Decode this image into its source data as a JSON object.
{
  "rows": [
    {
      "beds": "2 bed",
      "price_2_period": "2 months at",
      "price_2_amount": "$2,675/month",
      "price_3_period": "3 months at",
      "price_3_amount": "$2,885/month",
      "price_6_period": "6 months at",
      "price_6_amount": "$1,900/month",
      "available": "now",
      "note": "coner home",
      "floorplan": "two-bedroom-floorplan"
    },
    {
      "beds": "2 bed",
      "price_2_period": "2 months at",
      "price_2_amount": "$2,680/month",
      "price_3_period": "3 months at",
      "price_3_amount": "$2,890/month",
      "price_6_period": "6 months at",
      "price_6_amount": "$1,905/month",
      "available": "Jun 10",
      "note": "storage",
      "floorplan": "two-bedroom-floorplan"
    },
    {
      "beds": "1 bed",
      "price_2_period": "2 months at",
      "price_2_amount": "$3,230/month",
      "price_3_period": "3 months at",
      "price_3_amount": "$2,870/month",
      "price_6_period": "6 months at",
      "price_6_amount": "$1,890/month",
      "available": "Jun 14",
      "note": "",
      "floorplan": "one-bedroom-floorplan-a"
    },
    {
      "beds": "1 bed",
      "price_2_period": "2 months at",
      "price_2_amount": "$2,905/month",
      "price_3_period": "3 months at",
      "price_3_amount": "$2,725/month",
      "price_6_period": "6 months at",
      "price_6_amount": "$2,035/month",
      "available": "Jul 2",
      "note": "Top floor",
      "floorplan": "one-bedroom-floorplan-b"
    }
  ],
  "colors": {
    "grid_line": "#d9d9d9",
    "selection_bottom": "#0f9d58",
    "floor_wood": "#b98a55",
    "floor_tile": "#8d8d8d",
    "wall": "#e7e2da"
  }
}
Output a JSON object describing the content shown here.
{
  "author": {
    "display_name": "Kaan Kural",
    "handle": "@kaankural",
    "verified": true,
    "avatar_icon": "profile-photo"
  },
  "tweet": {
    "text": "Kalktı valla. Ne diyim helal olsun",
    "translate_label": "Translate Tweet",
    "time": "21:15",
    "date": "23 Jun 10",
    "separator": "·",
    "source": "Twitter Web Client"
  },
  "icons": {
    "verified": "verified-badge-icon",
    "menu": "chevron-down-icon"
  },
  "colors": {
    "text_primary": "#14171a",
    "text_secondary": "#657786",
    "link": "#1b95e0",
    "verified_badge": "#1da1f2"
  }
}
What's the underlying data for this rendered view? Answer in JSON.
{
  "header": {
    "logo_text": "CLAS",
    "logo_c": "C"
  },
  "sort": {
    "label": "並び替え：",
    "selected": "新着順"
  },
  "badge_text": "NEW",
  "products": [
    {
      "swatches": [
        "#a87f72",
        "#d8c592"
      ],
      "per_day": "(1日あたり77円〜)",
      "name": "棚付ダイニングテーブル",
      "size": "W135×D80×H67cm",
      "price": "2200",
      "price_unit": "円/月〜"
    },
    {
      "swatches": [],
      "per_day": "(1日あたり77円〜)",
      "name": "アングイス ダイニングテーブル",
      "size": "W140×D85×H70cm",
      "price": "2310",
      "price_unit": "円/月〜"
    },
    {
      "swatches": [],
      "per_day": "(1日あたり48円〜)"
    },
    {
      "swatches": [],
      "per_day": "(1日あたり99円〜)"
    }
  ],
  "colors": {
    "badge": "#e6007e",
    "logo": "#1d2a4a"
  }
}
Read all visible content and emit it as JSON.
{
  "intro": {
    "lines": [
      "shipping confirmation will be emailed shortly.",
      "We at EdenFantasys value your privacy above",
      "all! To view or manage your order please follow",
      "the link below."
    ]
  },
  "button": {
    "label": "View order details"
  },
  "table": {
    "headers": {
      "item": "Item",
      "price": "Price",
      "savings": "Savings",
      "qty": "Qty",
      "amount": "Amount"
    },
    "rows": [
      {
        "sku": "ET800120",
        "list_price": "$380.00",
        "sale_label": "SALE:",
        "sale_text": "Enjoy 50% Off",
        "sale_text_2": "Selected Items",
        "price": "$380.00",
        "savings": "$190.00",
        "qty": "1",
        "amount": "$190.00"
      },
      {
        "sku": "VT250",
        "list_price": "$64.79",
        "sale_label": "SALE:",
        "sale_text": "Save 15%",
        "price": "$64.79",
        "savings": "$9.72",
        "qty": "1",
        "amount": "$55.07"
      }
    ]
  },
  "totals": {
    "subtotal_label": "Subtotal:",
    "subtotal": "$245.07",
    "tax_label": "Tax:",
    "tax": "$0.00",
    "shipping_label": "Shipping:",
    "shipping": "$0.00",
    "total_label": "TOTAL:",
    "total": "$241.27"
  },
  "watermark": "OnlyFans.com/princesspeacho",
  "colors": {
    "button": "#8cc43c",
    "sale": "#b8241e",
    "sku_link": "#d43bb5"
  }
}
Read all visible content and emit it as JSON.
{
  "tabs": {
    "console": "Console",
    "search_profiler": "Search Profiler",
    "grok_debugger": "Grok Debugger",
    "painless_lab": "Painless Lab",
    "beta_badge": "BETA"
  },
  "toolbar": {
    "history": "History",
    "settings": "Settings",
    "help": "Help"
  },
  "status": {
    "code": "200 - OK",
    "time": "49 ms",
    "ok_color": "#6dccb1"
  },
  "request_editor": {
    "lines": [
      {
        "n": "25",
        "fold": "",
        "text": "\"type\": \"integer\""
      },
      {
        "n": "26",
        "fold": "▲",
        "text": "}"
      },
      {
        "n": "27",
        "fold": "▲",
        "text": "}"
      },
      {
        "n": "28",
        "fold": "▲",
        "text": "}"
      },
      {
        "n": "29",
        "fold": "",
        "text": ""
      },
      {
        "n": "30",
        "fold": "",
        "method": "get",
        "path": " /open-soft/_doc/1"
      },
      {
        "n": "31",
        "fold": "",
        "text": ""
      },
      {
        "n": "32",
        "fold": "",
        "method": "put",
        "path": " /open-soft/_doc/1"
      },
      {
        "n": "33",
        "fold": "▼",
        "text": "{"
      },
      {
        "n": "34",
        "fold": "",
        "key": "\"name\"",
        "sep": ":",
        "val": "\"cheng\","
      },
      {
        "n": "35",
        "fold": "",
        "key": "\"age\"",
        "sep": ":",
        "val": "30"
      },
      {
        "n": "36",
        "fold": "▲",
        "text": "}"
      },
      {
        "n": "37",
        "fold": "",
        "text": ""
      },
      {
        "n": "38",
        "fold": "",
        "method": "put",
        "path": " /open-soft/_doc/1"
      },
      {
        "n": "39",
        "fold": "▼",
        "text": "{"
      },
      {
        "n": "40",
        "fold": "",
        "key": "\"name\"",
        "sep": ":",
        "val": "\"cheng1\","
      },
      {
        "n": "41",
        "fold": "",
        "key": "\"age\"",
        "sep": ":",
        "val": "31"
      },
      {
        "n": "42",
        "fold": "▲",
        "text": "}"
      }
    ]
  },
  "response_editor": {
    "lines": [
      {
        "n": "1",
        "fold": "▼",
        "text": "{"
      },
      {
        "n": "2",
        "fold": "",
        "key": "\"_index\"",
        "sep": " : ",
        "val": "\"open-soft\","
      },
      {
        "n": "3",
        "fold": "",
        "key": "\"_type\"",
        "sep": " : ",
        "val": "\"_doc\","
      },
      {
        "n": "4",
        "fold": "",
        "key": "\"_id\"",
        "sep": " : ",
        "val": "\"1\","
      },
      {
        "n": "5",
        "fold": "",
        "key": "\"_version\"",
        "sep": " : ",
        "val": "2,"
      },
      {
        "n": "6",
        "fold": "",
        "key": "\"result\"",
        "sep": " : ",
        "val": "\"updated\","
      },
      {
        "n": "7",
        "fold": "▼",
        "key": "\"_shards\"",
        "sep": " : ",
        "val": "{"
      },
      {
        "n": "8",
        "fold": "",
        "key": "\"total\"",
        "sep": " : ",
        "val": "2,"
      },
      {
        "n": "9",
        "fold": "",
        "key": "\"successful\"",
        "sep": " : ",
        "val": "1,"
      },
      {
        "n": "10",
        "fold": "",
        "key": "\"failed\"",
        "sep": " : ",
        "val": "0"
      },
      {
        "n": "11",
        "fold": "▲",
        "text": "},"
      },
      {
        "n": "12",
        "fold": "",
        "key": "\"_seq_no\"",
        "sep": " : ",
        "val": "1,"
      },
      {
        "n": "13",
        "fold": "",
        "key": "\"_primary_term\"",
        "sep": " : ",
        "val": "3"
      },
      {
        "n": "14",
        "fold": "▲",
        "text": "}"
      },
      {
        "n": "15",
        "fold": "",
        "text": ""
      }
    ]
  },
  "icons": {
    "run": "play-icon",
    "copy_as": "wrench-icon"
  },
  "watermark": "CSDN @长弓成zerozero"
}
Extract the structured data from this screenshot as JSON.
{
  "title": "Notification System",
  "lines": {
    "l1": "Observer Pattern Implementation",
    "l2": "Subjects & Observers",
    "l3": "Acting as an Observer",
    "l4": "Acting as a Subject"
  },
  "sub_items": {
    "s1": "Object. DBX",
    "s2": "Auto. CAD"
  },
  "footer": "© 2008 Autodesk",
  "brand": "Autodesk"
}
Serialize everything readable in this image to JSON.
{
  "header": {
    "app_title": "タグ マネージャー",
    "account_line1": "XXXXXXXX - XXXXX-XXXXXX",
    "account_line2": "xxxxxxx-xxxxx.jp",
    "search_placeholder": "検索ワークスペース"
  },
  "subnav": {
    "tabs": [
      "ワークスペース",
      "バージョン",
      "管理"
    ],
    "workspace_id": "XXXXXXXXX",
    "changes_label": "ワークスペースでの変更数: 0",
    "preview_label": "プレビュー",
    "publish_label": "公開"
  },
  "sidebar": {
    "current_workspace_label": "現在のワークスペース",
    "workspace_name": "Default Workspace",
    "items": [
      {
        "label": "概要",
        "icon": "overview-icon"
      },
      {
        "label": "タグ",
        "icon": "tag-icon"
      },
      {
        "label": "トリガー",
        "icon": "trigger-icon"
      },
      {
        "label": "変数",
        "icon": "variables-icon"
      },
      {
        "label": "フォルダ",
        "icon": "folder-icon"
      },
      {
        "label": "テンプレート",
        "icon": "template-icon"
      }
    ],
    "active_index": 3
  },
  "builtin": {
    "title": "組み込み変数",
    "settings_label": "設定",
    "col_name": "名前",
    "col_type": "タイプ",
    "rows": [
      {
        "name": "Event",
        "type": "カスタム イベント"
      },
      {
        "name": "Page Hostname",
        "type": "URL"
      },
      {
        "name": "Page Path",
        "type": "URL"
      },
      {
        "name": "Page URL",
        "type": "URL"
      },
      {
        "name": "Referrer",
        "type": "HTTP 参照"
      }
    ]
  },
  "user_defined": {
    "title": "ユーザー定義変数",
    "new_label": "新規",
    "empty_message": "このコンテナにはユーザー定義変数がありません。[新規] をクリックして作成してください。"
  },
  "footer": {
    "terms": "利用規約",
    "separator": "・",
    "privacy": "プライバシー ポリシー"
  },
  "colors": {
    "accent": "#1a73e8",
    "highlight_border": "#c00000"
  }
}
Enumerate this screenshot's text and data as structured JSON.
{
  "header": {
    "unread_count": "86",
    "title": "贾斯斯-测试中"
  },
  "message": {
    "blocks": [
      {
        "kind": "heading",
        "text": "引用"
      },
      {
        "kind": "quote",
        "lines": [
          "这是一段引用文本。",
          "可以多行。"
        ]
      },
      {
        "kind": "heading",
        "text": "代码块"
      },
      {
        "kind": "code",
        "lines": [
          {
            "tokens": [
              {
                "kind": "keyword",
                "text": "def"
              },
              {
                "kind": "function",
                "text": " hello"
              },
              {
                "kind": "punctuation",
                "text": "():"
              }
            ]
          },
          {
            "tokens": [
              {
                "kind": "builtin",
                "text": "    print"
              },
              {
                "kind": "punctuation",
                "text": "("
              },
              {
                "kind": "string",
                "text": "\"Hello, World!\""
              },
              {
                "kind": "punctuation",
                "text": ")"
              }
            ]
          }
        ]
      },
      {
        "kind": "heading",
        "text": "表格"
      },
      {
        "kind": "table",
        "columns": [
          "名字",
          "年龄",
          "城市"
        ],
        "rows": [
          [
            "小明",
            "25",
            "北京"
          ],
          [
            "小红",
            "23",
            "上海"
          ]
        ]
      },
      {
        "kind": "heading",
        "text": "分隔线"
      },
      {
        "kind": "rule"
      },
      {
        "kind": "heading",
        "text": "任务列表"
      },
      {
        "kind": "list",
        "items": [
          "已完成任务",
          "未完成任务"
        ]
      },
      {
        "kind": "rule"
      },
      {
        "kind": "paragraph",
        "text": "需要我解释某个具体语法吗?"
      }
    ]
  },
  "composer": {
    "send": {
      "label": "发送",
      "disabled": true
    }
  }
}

-*-

▸ Work to complete
State the number of lines that contain the string "size", with no other words.

▸ Final result
2